- **EXTRACTED INFORMATION**:
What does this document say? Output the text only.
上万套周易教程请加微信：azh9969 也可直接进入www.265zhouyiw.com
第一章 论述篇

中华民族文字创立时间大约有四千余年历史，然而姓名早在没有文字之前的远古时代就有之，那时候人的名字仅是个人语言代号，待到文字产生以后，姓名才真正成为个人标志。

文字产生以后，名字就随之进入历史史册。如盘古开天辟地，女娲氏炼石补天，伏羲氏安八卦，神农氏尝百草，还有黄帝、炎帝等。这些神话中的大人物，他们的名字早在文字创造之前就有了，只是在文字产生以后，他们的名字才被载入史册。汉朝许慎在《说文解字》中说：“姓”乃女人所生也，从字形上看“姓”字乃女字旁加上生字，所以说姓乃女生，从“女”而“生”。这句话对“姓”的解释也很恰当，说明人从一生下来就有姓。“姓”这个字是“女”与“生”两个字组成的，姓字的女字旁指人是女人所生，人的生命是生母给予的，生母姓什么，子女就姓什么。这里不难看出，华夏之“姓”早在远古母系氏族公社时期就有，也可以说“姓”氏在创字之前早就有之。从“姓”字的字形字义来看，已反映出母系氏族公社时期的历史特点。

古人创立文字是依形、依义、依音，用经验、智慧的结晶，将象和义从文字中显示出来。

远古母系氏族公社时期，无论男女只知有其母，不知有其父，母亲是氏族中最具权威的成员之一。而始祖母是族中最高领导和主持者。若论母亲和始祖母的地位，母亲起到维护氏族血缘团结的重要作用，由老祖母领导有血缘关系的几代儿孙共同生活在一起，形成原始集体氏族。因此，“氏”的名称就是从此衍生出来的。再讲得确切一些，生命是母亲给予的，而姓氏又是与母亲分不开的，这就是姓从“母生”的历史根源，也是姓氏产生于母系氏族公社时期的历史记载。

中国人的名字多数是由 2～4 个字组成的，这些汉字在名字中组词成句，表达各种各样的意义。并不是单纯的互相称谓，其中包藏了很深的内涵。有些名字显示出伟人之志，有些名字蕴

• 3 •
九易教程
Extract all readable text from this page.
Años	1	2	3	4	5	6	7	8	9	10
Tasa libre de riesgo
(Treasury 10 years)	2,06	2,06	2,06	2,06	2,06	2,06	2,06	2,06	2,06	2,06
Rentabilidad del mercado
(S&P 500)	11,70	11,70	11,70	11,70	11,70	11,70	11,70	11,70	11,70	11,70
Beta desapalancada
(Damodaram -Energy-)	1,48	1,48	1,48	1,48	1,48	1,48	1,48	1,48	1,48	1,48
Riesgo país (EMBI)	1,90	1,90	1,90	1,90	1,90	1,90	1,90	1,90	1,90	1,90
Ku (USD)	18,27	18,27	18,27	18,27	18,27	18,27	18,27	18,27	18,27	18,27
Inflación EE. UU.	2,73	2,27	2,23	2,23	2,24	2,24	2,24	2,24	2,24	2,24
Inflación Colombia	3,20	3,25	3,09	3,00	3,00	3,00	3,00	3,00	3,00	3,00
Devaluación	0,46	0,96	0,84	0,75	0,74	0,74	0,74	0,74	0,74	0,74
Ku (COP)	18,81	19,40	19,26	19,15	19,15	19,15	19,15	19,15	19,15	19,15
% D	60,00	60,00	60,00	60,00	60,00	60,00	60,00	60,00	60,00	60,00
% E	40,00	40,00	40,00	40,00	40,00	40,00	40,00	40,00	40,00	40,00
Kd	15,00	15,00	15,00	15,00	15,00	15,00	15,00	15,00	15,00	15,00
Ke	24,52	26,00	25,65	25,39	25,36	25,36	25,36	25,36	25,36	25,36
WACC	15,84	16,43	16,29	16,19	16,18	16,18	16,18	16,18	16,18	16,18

- **AIM OF THE EXERCISE**:
Exactly reproduce every line of the records.

- **THE COMPLETED TASK**:
What does this document say? Output the text only.
上万套周易教程请加微信：azh9969 也可直接进入www.265zhouyiw.com
第一章 论述篇

中华民族文字创立时间大约有四千余年历史，然而姓名早在没有文字之前的远古时代就有之，那时候人的名字仅是个人语言代号，待到文字产生以后，姓名才真正成为个人标志。

文字产生以后，名字就随之进入历史史册。如盘古开天辟地，女娲氏炼石补天，伏羲氏安八卦，神农氏尝百草，还有黄帝、炎帝等。这些神话中的大人物，他们的名字早在文字创造之前就有了，只是在文字产生以后，他们的名字才被载入史册。汉朝许慎在《说文解字》中说：“姓”乃女人所生也，从字形上看“姓”字乃女字旁加上生字，所以说姓乃女生，从“女”而“生”。这句话对“姓”的解释也很恰当，说明人从一生下来就有姓。“姓”这个字是“女”与“生”两个字组成的，姓字的女字旁指人是女人所生，人的生命是生母给予的，生母姓什么，子女就姓什么。这里不难看出，华夏之“姓”早在远古母系氏族公社时期就有，也可以说“姓”氏在创字之前早就有之。从“姓”字的字形字义来看，已反映出母系氏族公社时期的历史特点。

古人创立文字是依形、依义、依音，用经验、智慧的结晶，将象和义从文字中显示出来。

远古母系氏族公社时期，无论男女只知有其母，不知有其父，母亲是氏族中最具权威的成员之一。而始祖母是族中最高领导和主持者。若论母亲和始祖母的地位，母亲起到维护氏族血缘团结的重要作用，由老祖母领导有血缘关系的几代儿孙共同生活在一起，形成原始集体氏族。因此，“氏”的名称就是从此衍生出来的。再讲得确切一些，生命是母亲给予的，而姓氏又是与母亲分不开的，这就是姓从“母生”的历史根源，也是姓氏产生于母系氏族公社时期的历史记载。

中国人的名字多数是由 2～4 个字组成的，这些汉字在名字中组词成句，表达各种各样的意义。并不是单纯的互相称谓，其中包藏了很深的内涵。有些名字显示出伟人之志，有些名字蕴

• 3 •
九易教程
Extract all readable text from this page.
Años	1	2	3	4	5	6	7	8	9	10
Tasa libre de riesgo
(Treasury 10 years)	2,06	2,06	2,06	2,06	2,06	2,06	2,06	2,06	2,06	2,06
Rentabilidad del mercado
(S&P 500)	11,70	11,70	11,70	11,70	11,70	11,70	11,70	11,70	11,70	11,70
Beta desapalancada
(Damodaram -Energy-)	1,48	1,48	1,48	1,48	1,48	1,48	1,48	1,48	1,48	1,48
Riesgo país (EMBI)	1,90	1,90	1,90	1,90	1,90	1,90	1,90	1,90	1,90	1,90
Ku (USD)	18,27	18,27	18,27	18,27	18,27	18,27	18,27	18,27	18,27	18,27
Inflación EE. UU.	2,73	2,27	2,23	2,23	2,24	2,24	2,24	2,24	2,24	2,24
Inflación Colombia	3,20	3,25	3,09	3,00	3,00	3,00	3,00	3,00	3,00	3,00
Devaluación	0,46	0,96	0,84	0,75	0,74	0,74	0,74	0,74	0,74	0,74
Ku (COP)	18,81	19,40	19,26	19,15	19,15	19,15	19,15	19,15	19,15	19,15
% D	60,00	60,00	60,00	60,00	60,00	60,00	60,00	60,00	60,00	60,00
% E	40,00	40,00	40,00	40,00	40,00	40,00	40,00	40,00	40,00	40,00
Kd	15,00	15,00	15,00	15,00	15,00	15,00	15,00	15,00	15,00	15,00
Ke	24,52	26,00	25,65	25,39	25,36	25,36	25,36	25,36	25,36	25,36
WACC	15,84	16,43	16,29	16,19	16,18	16,18	16,18	16,18	16,18	16,18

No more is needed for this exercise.